To do → Give the material again in full, matching it exactly.
◇ ◇ ◇
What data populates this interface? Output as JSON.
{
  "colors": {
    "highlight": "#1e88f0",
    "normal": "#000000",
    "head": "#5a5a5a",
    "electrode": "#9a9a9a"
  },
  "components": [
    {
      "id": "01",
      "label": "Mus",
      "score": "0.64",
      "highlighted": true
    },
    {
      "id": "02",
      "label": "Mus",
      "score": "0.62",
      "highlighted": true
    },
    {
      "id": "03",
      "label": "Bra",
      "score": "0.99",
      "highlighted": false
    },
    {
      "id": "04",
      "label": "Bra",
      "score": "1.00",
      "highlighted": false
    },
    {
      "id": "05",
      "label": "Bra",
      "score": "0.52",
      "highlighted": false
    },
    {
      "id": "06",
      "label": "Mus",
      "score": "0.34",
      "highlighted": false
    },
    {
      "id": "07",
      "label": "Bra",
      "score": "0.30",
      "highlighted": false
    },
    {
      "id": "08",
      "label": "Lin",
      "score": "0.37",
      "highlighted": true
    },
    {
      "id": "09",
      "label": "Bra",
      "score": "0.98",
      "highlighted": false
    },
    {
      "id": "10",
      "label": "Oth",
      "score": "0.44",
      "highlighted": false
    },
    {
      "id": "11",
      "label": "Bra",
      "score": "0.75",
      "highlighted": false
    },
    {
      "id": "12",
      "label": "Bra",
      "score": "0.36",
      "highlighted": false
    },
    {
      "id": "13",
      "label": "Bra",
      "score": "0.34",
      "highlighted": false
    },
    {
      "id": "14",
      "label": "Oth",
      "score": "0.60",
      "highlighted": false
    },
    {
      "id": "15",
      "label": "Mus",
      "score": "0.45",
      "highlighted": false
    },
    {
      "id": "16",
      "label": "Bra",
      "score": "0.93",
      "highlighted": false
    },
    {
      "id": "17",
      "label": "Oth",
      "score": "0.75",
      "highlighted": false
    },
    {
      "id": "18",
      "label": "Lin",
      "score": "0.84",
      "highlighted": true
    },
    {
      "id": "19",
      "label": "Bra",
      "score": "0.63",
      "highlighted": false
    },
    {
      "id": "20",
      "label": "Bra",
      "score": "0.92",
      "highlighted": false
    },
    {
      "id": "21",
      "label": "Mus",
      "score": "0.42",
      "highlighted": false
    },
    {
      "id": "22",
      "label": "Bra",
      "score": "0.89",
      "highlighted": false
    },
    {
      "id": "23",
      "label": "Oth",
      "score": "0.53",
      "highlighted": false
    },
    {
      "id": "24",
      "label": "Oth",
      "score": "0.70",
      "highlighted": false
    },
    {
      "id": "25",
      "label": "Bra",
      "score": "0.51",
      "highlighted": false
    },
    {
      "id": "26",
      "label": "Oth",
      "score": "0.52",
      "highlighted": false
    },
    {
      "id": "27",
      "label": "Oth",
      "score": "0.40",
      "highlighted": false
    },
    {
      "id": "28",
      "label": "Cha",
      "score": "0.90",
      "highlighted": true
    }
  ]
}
◇ ◇ ◇
Result →
What data populates this interface? Output as JSON.
{
  "colors": {
    "highlight": "#1e88f0",
    "normal": "#000000",
    "head": "#5a5a5a",
    "electrode": "#9a9a9a"
  },
  "components": [
    {
      "id": "01",
      "label": "Mus",
      "score": "0.64",
      "highlighted": true
    },
    {
      "id": "02",
      "label": "Mus",
      "score": "0.62",
      "highlighted": true
    },
    {
      "id": "03",
      "label": "Bra",
      "score": "0.99",
      "highlighted": false
    },
    {
      "id": "04",
      "label": "Bra",
      "score": "1.00",
      "highlighted": false
    },
    {
      "id": "05",
      "label": "Bra",
      "score": "0.52",
      "highlighted": false
    },
    {
      "id": "06",
      "label": "Mus",
      "score": "0.34",
      "highlighted": false
    },
    {
      "id": "07",
      "label": "Bra",
      "score": "0.30",
      "highlighted": false
    },
    {
      "id": "08",
      "label": "Lin",
      "score": "0.37",
      "highlighted": true
    },
    {
      "id": "09",
      "label": "Bra",
      "score": "0.98",
      "highlighted": false
    },
    {
      "id": "10",
      "label": "Oth",
      "score": "0.44",
      "highlighted": false
    },
    {
      "id": "11",
      "label": "Bra",
      "score": "0.75",
      "highlighted": false
    },
    {
      "id": "12",
      "label": "Bra",
      "score": "0.36",
      "highlighted": false
    },
    {
      "id": "13",
      "label": "Bra",
      "score": "0.34",
      "highlighted": false
    },
    {
      "id": "14",
      "label": "Oth",
      "score": "0.60",
      "highlighted": false
    },
    {
      "id": "15",
      "label": "Mus",
      "score": "0.45",
      "highlighted": false
    },
    {
      "id": "16",
      "label": "Bra",
      "score": "0.93",
      "highlighted": false
    },
    {
      "id": "17",
      "label": "Oth",
      "score": "0.75",
      "highlighted": false
    },
    {
      "id": "18",
      "label": "Lin",
      "score": "0.84",
      "highlighted": true
    },
    {
      "id": "19",
      "label": "Bra",
      "score": "0.63",
      "highlighted": false
    },
    {
      "id": "20",
      "label": "Bra",
      "score": "0.92",
      "highlighted": false
    },
    {
      "id": "21",
      "label": "Mus",
      "score": "0.42",
      "highlighted": false
    },
    {
      "id": "22",
      "label": "Bra",
      "score": "0.89",
      "highlighted": false
    },
    {
      "id": "23",
      "label": "Oth",
      "score": "0.53",
      "highlighted": false
    },
    {
      "id": "24",
      "label": "Oth",
      "score": "0.70",
      "highlighted": false
    },
    {
      "id": "25",
      "label": "Bra",
      "score": "0.51",
      "highlighted": false
    },
    {
      "id": "26",
      "label": "Oth",
      "score": "0.52",
      "highlighted": false
    },
    {
      "id": "27",
      "label": "Oth",
      "score": "0.40",
      "highlighted": false
    },
    {
      "id": "28",
      "label": "Cha",
      "score": "0.90",
      "highlighted": true
    }
  ]
}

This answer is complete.